═════ Data extract

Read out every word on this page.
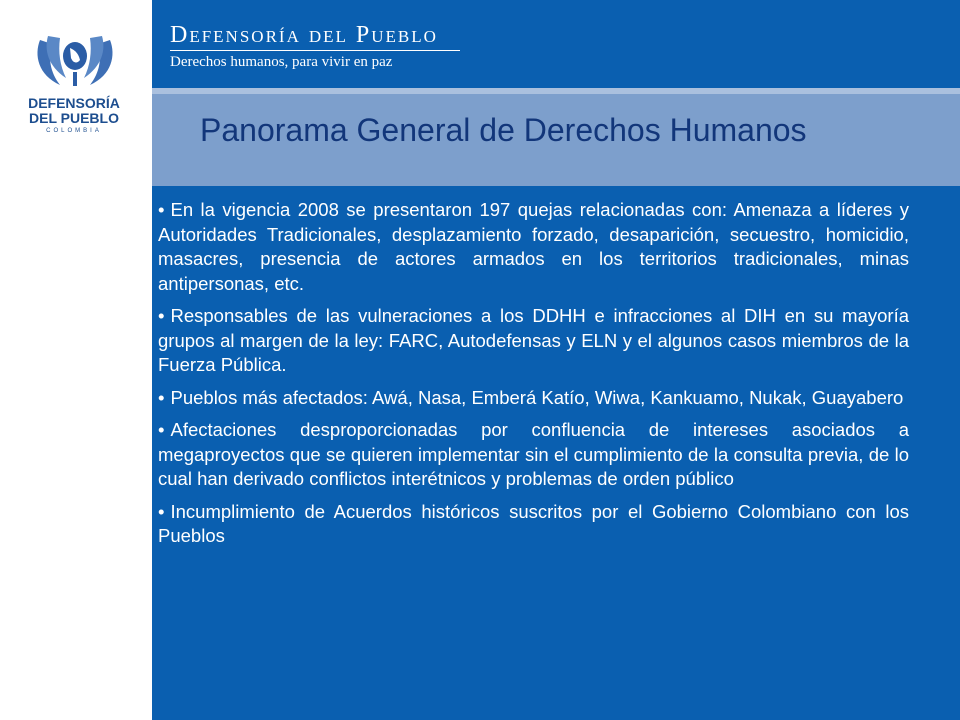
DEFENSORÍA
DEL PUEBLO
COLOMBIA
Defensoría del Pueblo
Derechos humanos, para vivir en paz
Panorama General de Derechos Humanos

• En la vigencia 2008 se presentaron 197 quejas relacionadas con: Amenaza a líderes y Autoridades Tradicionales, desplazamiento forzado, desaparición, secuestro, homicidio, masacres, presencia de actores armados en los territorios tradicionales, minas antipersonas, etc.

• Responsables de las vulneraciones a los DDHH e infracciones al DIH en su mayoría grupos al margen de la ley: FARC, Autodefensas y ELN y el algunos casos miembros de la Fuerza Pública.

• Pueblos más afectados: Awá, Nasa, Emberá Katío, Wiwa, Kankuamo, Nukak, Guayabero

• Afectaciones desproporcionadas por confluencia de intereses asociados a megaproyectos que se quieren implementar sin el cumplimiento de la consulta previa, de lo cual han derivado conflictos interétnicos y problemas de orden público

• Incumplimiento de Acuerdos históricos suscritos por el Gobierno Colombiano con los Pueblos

══════════
═════ Data extract

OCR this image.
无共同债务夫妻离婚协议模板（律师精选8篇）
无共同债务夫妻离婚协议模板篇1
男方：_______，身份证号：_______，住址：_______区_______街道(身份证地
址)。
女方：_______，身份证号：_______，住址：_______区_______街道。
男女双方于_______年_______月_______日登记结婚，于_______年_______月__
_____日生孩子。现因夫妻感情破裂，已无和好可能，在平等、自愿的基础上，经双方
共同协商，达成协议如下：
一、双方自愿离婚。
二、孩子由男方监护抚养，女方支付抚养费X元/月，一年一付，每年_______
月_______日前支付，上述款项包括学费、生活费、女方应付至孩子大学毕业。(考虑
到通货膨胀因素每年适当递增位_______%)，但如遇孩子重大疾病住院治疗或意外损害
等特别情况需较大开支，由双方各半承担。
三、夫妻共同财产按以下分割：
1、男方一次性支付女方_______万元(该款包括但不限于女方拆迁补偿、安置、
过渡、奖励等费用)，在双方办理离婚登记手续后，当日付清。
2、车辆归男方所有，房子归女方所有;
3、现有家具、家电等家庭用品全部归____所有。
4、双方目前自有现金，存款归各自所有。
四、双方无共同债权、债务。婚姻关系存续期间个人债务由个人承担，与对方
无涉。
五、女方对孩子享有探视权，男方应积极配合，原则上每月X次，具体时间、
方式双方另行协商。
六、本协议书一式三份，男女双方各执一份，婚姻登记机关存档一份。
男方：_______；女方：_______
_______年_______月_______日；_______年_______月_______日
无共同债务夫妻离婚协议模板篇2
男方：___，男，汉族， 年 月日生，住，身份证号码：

══════════

▶ [Given exercise] Report the number of lines in the listing that include the string "Derechos"; give nothing but the number.

▶ [Exercise solution] 2